### Do this
Copy the data that follows exactly. Include no pictures.

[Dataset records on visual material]
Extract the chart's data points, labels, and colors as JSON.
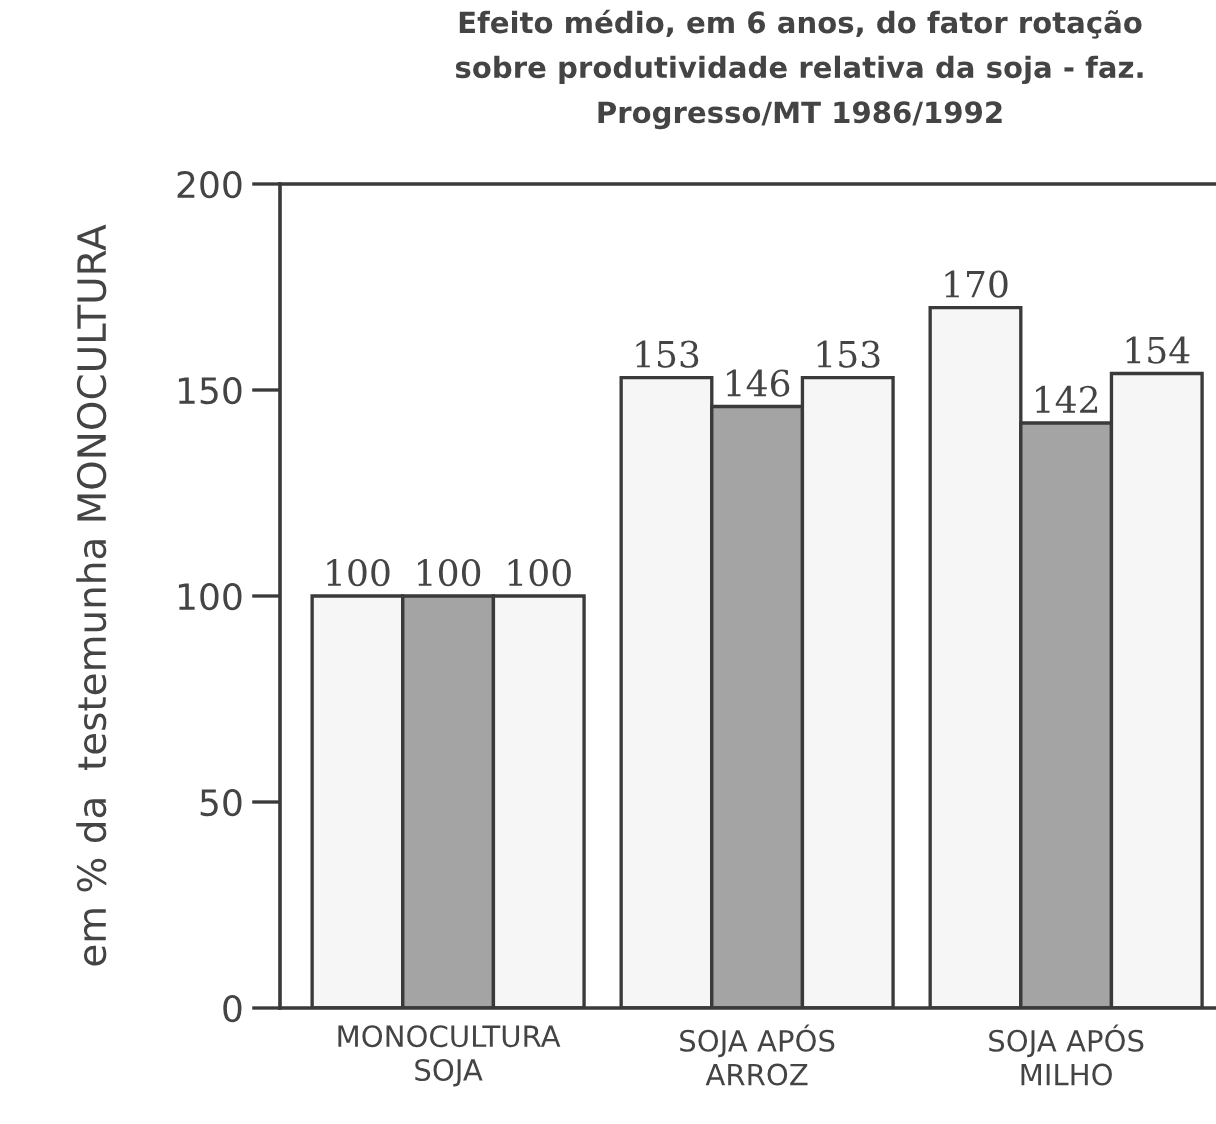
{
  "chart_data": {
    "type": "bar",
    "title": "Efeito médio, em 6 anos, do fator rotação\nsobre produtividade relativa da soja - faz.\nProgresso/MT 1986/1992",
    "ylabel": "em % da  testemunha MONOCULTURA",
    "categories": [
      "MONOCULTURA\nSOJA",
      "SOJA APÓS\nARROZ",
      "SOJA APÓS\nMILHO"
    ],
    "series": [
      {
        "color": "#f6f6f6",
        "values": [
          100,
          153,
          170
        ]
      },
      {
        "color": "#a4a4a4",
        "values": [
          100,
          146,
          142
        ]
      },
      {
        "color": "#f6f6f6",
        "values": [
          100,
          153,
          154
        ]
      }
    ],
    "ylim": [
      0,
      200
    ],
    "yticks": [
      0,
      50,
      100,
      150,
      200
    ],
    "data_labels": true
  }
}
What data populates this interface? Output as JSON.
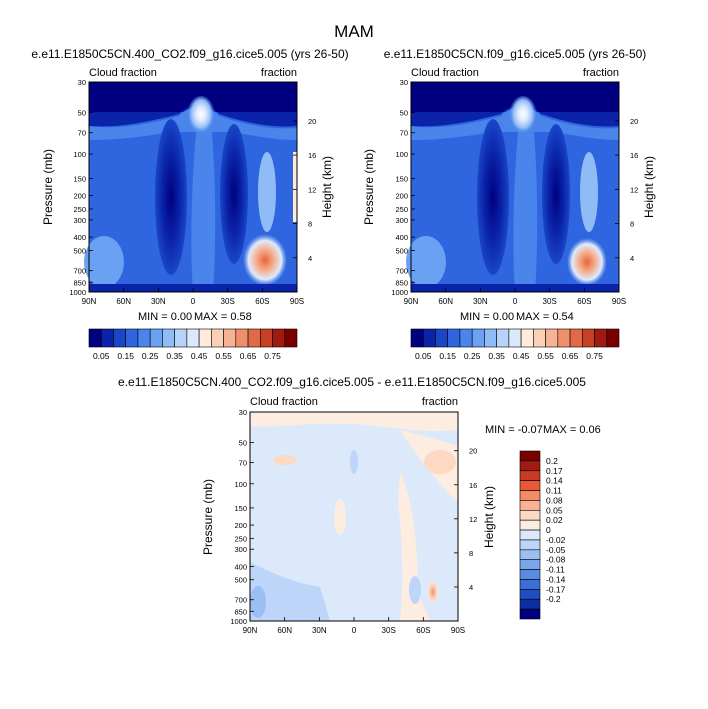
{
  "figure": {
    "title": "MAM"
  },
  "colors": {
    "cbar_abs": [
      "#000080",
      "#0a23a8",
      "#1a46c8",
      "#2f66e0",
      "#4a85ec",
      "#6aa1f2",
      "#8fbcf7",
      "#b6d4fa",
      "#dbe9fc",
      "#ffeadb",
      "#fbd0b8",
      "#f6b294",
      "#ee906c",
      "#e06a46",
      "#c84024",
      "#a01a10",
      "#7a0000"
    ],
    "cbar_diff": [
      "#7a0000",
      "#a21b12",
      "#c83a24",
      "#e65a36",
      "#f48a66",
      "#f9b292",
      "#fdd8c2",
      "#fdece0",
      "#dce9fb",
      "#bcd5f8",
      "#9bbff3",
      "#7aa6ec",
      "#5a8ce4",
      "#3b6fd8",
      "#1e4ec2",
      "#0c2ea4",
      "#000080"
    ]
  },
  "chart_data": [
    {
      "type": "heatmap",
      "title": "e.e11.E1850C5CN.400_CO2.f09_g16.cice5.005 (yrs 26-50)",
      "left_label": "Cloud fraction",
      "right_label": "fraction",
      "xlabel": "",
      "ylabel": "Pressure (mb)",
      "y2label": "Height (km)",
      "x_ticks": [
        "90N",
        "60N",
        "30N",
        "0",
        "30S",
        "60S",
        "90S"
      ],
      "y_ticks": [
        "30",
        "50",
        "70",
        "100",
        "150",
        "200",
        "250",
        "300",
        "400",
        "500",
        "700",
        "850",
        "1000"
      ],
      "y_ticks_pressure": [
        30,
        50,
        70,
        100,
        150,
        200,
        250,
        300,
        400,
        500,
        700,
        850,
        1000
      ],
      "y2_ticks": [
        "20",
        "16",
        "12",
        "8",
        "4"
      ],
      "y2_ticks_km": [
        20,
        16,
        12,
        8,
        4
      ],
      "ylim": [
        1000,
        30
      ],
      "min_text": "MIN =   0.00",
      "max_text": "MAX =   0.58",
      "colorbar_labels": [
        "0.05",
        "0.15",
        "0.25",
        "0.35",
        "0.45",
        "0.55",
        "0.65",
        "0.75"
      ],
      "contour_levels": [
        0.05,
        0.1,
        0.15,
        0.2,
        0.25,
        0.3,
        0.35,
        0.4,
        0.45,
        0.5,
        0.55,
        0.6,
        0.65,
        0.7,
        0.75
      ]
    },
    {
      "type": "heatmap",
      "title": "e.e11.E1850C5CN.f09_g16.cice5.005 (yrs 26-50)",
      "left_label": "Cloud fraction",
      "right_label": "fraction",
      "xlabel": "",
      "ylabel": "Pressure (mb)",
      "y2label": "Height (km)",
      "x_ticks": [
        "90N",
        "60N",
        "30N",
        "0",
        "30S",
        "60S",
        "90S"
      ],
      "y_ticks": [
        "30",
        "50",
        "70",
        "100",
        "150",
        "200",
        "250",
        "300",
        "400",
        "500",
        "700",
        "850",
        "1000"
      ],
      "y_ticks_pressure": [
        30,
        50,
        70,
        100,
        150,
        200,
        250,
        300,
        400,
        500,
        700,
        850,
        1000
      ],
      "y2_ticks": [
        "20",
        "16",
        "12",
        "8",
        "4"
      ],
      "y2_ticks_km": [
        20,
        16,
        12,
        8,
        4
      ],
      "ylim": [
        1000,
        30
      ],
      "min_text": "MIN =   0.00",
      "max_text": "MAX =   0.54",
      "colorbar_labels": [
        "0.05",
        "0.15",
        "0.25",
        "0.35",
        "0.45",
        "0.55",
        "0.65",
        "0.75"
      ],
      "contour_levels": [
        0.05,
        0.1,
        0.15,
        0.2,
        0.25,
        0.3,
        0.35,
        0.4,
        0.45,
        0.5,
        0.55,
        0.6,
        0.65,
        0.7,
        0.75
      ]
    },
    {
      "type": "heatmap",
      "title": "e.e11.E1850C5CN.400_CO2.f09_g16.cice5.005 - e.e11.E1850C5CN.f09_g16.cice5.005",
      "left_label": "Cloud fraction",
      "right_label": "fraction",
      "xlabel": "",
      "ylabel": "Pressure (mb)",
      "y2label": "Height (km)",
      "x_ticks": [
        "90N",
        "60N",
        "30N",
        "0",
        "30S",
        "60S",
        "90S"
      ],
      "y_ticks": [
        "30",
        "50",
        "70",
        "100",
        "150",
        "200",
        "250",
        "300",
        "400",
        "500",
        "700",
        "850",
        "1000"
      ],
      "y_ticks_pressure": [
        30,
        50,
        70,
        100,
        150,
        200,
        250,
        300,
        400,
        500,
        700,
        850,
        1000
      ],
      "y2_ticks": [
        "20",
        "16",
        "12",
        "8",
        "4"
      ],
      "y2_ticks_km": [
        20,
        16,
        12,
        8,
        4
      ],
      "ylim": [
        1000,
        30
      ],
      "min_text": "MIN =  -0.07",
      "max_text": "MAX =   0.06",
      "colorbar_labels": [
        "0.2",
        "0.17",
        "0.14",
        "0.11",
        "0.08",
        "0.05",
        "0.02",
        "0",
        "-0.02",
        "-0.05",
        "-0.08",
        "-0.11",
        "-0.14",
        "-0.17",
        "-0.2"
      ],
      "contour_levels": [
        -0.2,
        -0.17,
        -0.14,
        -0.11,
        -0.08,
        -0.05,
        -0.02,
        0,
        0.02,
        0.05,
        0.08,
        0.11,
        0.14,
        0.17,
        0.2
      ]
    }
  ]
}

### Answer in full
Extract the chart's data points, labels, and colors as JSON.
{
  "chart_data": {
    "type": "bar",
    "title": "Efeito médio, em 6 anos, do fator rotação\nsobre produtividade relativa da soja - faz.\nProgresso/MT 1986/1992",
    "ylabel": "em % da  testemunha MONOCULTURA",
    "categories": [
      "MONOCULTURA\nSOJA",
      "SOJA APÓS\nARROZ",
      "SOJA APÓS\nMILHO"
    ],
    "series": [
      {
        "color": "#f6f6f6",
        "values": [
          100,
          153,
          170
        ]
      },
      {
        "color": "#a4a4a4",
        "values": [
          100,
          146,
          142
        ]
      },
      {
        "color": "#f6f6f6",
        "values": [
          100,
          153,
          154
        ]
      }
    ],
    "ylim": [
      0,
      200
    ],
    "yticks": [
      0,
      50,
      100,
      150,
      200
    ],
    "data_labels": true
  }
}
What data populates this interface? Output as JSON.
{
  "figure": {
    "title": "MAM"
  },
  "colors": {
    "cbar_abs": [
      "#000080",
      "#0a23a8",
      "#1a46c8",
      "#2f66e0",
      "#4a85ec",
      "#6aa1f2",
      "#8fbcf7",
      "#b6d4fa",
      "#dbe9fc",
      "#ffeadb",
      "#fbd0b8",
      "#f6b294",
      "#ee906c",
      "#e06a46",
      "#c84024",
      "#a01a10",
      "#7a0000"
    ],
    "cbar_diff": [
      "#7a0000",
      "#a21b12",
      "#c83a24",
      "#e65a36",
      "#f48a66",
      "#f9b292",
      "#fdd8c2",
      "#fdece0",
      "#dce9fb",
      "#bcd5f8",
      "#9bbff3",
      "#7aa6ec",
      "#5a8ce4",
      "#3b6fd8",
      "#1e4ec2",
      "#0c2ea4",
      "#000080"
    ]
  },
  "chart_data": [
    {
      "type": "heatmap",
      "title": "e.e11.E1850C5CN.400_CO2.f09_g16.cice5.005 (yrs 26-50)",
      "left_label": "Cloud fraction",
      "right_label": "fraction",
      "xlabel": "",
      "ylabel": "Pressure (mb)",
      "y2label": "Height (km)",
      "x_ticks": [
        "90N",
        "60N",
        "30N",
        "0",
        "30S",
        "60S",
        "90S"
      ],
      "y_ticks": [
        "30",
        "50",
        "70",
        "100",
        "150",
        "200",
        "250",
        "300",
        "400",
        "500",
        "700",
        "850",
        "1000"
      ],
      "y_ticks_pressure": [
        30,
        50,
        70,
        100,
        150,
        200,
        250,
        300,
        400,
        500,
        700,
        850,
        1000
      ],
      "y2_ticks": [
        "20",
        "16",
        "12",
        "8",
        "4"
      ],
      "y2_ticks_km": [
        20,
        16,
        12,
        8,
        4
      ],
      "ylim": [
        1000,
        30
      ],
      "min_text": "MIN =   0.00",
      "max_text": "MAX =   0.58",
      "colorbar_labels": [
        "0.05",
        "0.15",
        "0.25",
        "0.35",
        "0.45",
        "0.55",
        "0.65",
        "0.75"
      ],
      "contour_levels": [
        0.05,
        0.1,
        0.15,
        0.2,
        0.25,
        0.3,
        0.35,
        0.4,
        0.45,
        0.5,
        0.55,
        0.6,
        0.65,
        0.7,
        0.75
      ]
    },
    {
      "type": "heatmap",
      "title": "e.e11.E1850C5CN.f09_g16.cice5.005 (yrs 26-50)",
      "left_label": "Cloud fraction",
      "right_label": "fraction",
      "xlabel": "",
      "ylabel": "Pressure (mb)",
      "y2label": "Height (km)",
      "x_ticks": [
        "90N",
        "60N",
        "30N",
        "0",
        "30S",
        "60S",
        "90S"
      ],
      "y_ticks": [
        "30",
        "50",
        "70",
        "100",
        "150",
        "200",
        "250",
        "300",
        "400",
        "500",
        "700",
        "850",
        "1000"
      ],
      "y_ticks_pressure": [
        30,
        50,
        70,
        100,
        150,
        200,
        250,
        300,
        400,
        500,
        700,
        850,
        1000
      ],
      "y2_ticks": [
        "20",
        "16",
        "12",
        "8",
        "4"
      ],
      "y2_ticks_km": [
        20,
        16,
        12,
        8,
        4
      ],
      "ylim": [
        1000,
        30
      ],
      "min_text": "MIN =   0.00",
      "max_text": "MAX =   0.54",
      "colorbar_labels": [
        "0.05",
        "0.15",
        "0.25",
        "0.35",
        "0.45",
        "0.55",
        "0.65",
        "0.75"
      ],
      "contour_levels": [
        0.05,
        0.1,
        0.15,
        0.2,
        0.25,
        0.3,
        0.35,
        0.4,
        0.45,
        0.5,
        0.55,
        0.6,
        0.65,
        0.7,
        0.75
      ]
    },
    {
      "type": "heatmap",
      "title": "e.e11.E1850C5CN.400_CO2.f09_g16.cice5.005 - e.e11.E1850C5CN.f09_g16.cice5.005",
      "left_label": "Cloud fraction",
      "right_label": "fraction",
      "xlabel": "",
      "ylabel": "Pressure (mb)",
      "y2label": "Height (km)",
      "x_ticks": [
        "90N",
        "60N",
        "30N",
        "0",
        "30S",
        "60S",
        "90S"
      ],
      "y_ticks": [
        "30",
        "50",
        "70",
        "100",
        "150",
        "200",
        "250",
        "300",
        "400",
        "500",
        "700",
        "850",
        "1000"
      ],
      "y_ticks_pressure": [
        30,
        50,
        70,
        100,
        150,
        200,
        250,
        300,
        400,
        500,
        700,
        850,
        1000
      ],
      "y2_ticks": [
        "20",
        "16",
        "12",
        "8",
        "4"
      ],
      "y2_ticks_km": [
        20,
        16,
        12,
        8,
        4
      ],
      "ylim": [
        1000,
        30
      ],
      "min_text": "MIN =  -0.07",
      "max_text": "MAX =   0.06",
      "colorbar_labels": [
        "0.2",
        "0.17",
        "0.14",
        "0.11",
        "0.08",
        "0.05",
        "0.02",
        "0",
        "-0.02",
        "-0.05",
        "-0.08",
        "-0.11",
        "-0.14",
        "-0.17",
        "-0.2"
      ],
      "contour_levels": [
        -0.2,
        -0.17,
        -0.14,
        -0.11,
        -0.08,
        -0.05,
        -0.02,
        0,
        0.02,
        0.05,
        0.08,
        0.11,
        0.14,
        0.17,
        0.2
      ]
    }
  ]
}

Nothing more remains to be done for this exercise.